__O que fazer__
(1) Segundo o trecho sobre o teste do Ford Ka, de que material são feitas as barras de proteção lateral usadas pela Ford na Europa?
(2) Extraia, sem alterações, a parte do trecho sobre o teste do Ford Ka que começa nas palavras "Percebeu que as" e termina depois de "porta, logo abaixo.".

É importante ressaltar que não se trata apenas de um problema de falta de airbags, que o Ka+ traz de série na Europa desde sua versão básica e o Ka brasileiro não oferece nem como opcional. Repare bem na imagem acima. Ela mostra a penetração da carroceria do modelo brasileiro, alta e com abertura da porta traseira. A do modelo europeu pode ser vista na foto abaixo.
Percebeu que as portas se dobraram (pouco) em torno da coluna B? Foi essa integridade de carroceria que faltou ao modelo brasileiro no teste. E que pode afetar mais modelos da Ford construídos sobre a plataforma B.
A imagem acima é de uma folha da porta dianteira do Ka. Pode procurar: não há barras de proteção laterais em sua estrutura. Assim como a do Ford EcoSport, mostrada abaixo, também não as exibe.
Sob os parâmetros anteriores da Latin NCAP, o Ford EcoSport foi testado e ganhou 5 estrelas, tendo sido submetido a impacto lateral e aprovado pela norma UNECE95. Talvez mesmo sem as barras laterais. O novo EcoSport vem de série com 7 airbags e controle de tração de série mesmo nas versões básicas. Pois o Ford Ka de primeira geração trazia barras de proteção lateral. Assim como o Ford Fiesta Rocam, como mostra a imagem de sua folha de porta, logo abaixo.
Viu a barra de aço na parte inferior? Ela ajudava a tornar o Fiestinha mais seguro. Será que o New Fiesta a traz? Na Europa, as barras são de aço ao boro, mais resistentes e mais grossas, segundo a Ford. Ironicamente, a imagem da marca para descrevê-las diz que tornam o carro "stronger and safer". Ou "mais forte e mais seguro". Pois é.
Perguntamos à Ford, mas ainda não tivemos retorno sobre os modelos da marca que dispensaram o equipamento. Atualizaremos esta reportagem assim que recebermos as respostas.
Em resposta oficial ao teste, obtida pelo jornal "A Tribuna", a Ford disse que “o Ka está disponível no Brasil desde 1997 e cumpre integralmente com a respectiva legislação brasileira. O Ka também oferece equipamentos de série que vão além das exigências locais de segurança, como distribuição eletrônica de freios (EBD), ISOFIX (para ancoragem de bebê conforto), encosto de cabeça e cinto de segurança de três pontos no banco traseiro central e lembrete de uso do cinto de segurança para o banco do motorista”.
A resposta é muito parecida com a que foi dada pela GM por ocasião do teste do Chevrolet Onix. Diante do que essa reportagem expõe, ela dá a entender que a legislação brasileira precisa de atualização urgente. As normas UNECE95, da ONU, que a Latin NCAP pede que sejam cumpridas, datam dos anos 1990. Mas não explica por que um projeto concebido orgulhosamente no Brasil, digno de 3 estrelas em um teste muito mais rigoroso de segurança, não consegue nem mesmo uma em território nacional.

__Informações registradas__
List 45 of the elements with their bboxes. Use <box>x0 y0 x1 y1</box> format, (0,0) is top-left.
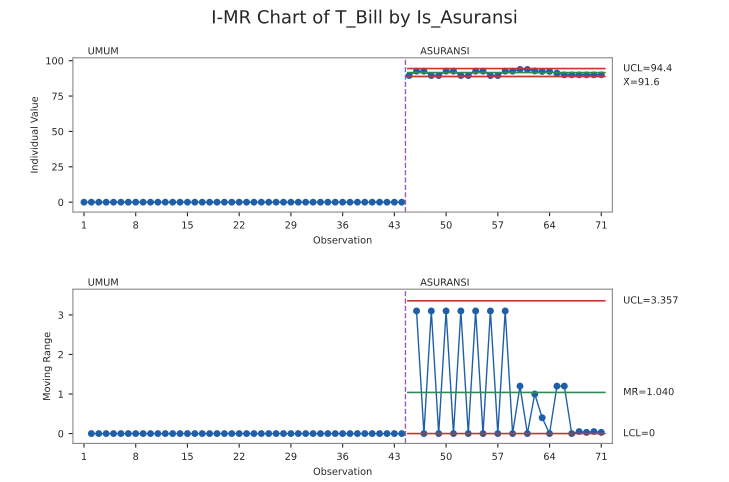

__Resultados__
(1) De aço ao boro.

(2)
Percebeu que as portas se dobraram (pouco) em torno da coluna B? Foi essa integridade de carroceria que faltou ao modelo brasileiro no teste. E que pode afetar mais modelos da Ford construídos sobre a plataforma B.
A imagem acima é de uma folha da porta dianteira do Ka. Pode procurar: não há barras de proteção laterais em sua estrutura. Assim como a do Ford EcoSport, mostrada abaixo, também não as exibe.
Sob os parâmetros anteriores da Latin NCAP, o Ford EcoSport foi testado e ganhou 5 estrelas, tendo sido submetido a impacto lateral e aprovado pela norma UNECE95. Talvez mesmo sem as barras laterais. O novo EcoSport vem de série com 7 airbags e controle de tração de série mesmo nas versões básicas. Pois o Ford Ka de primeira geração trazia barras de proteção lateral. Assim como o Ford Fiesta Rocam, como mostra a imagem de sua folha de porta, logo abaixo.